- What is required
Using the material below, work out how many lines contain the word "mean". Reply with the number and nothing more.

--

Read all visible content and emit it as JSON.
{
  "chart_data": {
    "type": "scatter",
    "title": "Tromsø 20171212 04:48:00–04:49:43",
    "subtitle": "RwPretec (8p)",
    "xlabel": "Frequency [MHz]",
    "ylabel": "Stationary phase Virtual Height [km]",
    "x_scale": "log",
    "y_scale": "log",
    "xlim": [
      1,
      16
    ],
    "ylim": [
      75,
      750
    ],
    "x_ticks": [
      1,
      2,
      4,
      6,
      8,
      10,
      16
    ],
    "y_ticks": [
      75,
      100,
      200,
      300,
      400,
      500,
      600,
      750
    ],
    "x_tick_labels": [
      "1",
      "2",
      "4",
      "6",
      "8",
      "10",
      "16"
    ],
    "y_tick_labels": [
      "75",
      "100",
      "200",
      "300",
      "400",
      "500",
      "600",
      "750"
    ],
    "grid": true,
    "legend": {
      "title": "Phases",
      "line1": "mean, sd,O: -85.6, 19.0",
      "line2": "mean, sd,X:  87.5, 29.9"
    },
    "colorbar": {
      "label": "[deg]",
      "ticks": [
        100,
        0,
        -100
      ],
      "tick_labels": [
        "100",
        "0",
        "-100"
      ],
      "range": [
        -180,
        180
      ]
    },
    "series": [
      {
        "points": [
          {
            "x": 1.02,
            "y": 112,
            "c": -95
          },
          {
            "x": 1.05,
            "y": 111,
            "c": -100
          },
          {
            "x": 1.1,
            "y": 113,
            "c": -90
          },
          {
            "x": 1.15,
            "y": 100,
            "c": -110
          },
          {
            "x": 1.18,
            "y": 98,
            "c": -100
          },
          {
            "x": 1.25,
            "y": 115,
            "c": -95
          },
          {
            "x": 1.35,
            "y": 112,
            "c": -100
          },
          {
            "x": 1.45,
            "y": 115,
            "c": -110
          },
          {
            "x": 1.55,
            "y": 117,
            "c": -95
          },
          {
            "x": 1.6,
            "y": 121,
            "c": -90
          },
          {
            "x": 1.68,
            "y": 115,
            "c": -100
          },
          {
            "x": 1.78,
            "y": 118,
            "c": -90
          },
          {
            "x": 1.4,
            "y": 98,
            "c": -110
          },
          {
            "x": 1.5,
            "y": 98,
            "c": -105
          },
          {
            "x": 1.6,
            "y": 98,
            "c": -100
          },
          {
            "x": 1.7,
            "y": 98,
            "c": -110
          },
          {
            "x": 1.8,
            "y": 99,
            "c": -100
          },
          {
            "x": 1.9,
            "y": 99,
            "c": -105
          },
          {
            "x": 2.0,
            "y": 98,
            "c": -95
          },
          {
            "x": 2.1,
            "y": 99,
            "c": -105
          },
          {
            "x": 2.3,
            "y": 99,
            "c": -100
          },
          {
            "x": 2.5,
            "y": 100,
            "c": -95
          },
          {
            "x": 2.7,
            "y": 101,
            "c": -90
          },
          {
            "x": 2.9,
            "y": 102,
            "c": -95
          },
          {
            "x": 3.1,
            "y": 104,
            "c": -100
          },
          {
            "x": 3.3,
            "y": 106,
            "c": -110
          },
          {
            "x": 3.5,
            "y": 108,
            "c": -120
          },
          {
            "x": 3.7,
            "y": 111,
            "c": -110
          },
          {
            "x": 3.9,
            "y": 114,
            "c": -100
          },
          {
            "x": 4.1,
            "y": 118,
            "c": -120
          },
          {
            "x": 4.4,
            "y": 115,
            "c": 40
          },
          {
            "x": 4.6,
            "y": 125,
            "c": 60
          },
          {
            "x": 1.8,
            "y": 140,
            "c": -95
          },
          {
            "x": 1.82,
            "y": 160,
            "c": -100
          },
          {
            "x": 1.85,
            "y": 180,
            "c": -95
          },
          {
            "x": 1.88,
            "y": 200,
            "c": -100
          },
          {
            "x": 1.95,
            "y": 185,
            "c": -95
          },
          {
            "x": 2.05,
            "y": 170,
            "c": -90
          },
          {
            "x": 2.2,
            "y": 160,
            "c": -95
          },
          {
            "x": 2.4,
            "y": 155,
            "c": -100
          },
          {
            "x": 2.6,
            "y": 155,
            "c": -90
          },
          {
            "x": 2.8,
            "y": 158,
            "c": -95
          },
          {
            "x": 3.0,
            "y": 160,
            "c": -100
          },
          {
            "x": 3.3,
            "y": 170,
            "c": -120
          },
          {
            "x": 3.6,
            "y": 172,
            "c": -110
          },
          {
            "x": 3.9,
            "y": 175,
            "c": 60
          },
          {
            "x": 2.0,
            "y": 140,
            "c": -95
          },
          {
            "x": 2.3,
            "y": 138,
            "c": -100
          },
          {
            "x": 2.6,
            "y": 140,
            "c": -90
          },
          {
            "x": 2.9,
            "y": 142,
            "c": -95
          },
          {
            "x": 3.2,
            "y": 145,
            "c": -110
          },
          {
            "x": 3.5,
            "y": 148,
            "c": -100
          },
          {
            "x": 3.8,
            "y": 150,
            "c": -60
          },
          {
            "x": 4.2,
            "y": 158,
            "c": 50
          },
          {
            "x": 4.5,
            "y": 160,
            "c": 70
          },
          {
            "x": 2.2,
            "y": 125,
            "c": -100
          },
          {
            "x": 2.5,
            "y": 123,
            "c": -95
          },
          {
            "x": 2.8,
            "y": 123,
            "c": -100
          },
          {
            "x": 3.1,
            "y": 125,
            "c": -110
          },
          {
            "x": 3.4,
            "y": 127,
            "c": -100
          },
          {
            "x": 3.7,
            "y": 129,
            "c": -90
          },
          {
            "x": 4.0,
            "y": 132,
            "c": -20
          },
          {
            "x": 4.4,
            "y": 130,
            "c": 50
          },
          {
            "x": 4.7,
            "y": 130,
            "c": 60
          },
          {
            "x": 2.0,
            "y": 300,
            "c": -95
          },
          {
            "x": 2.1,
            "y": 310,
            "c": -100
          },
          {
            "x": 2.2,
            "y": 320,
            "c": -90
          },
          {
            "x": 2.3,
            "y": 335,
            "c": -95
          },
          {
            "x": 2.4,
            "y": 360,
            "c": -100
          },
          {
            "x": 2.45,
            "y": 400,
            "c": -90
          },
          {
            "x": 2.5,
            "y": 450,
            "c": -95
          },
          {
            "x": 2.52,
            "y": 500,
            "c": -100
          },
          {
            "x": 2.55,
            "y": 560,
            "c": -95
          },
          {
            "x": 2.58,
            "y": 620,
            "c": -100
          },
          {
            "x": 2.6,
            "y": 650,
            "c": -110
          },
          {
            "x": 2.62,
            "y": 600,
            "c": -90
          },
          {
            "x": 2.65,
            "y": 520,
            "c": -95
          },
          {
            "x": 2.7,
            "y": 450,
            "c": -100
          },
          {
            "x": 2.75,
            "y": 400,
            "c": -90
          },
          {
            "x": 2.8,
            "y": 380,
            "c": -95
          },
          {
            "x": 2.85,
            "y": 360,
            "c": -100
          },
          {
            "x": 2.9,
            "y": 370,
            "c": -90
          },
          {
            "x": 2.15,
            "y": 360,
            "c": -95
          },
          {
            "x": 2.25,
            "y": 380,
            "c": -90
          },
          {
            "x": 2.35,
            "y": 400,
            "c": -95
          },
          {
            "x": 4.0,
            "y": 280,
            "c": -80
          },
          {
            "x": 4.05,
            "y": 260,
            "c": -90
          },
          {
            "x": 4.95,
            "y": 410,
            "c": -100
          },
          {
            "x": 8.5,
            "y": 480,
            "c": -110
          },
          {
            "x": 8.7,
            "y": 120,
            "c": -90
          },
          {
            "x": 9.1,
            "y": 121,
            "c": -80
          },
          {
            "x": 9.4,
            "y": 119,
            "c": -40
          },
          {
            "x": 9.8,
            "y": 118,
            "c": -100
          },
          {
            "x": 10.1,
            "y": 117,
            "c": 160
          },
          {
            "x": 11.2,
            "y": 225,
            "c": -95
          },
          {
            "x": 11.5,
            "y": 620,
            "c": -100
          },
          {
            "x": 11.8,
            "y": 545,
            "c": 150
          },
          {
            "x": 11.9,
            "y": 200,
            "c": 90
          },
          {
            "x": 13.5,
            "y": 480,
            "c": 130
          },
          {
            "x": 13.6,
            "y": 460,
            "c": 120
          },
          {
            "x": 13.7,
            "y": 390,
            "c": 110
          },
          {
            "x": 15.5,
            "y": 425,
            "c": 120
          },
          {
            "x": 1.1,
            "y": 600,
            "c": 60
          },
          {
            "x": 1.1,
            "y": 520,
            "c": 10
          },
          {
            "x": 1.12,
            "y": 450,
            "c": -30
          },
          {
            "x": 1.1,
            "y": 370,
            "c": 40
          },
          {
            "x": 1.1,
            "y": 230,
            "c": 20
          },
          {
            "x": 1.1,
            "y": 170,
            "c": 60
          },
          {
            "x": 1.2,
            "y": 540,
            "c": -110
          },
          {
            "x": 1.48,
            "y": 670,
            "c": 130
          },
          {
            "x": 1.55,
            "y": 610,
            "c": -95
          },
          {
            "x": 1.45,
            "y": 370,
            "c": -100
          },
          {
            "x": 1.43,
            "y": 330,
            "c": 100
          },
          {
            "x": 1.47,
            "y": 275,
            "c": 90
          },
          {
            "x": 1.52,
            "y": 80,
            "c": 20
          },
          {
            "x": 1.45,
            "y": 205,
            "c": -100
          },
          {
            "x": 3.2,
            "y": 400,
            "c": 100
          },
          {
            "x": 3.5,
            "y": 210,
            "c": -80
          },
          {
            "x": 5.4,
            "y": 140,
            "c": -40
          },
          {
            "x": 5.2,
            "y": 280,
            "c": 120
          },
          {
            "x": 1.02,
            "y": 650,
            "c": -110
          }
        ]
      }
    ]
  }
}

--

- Task answer
2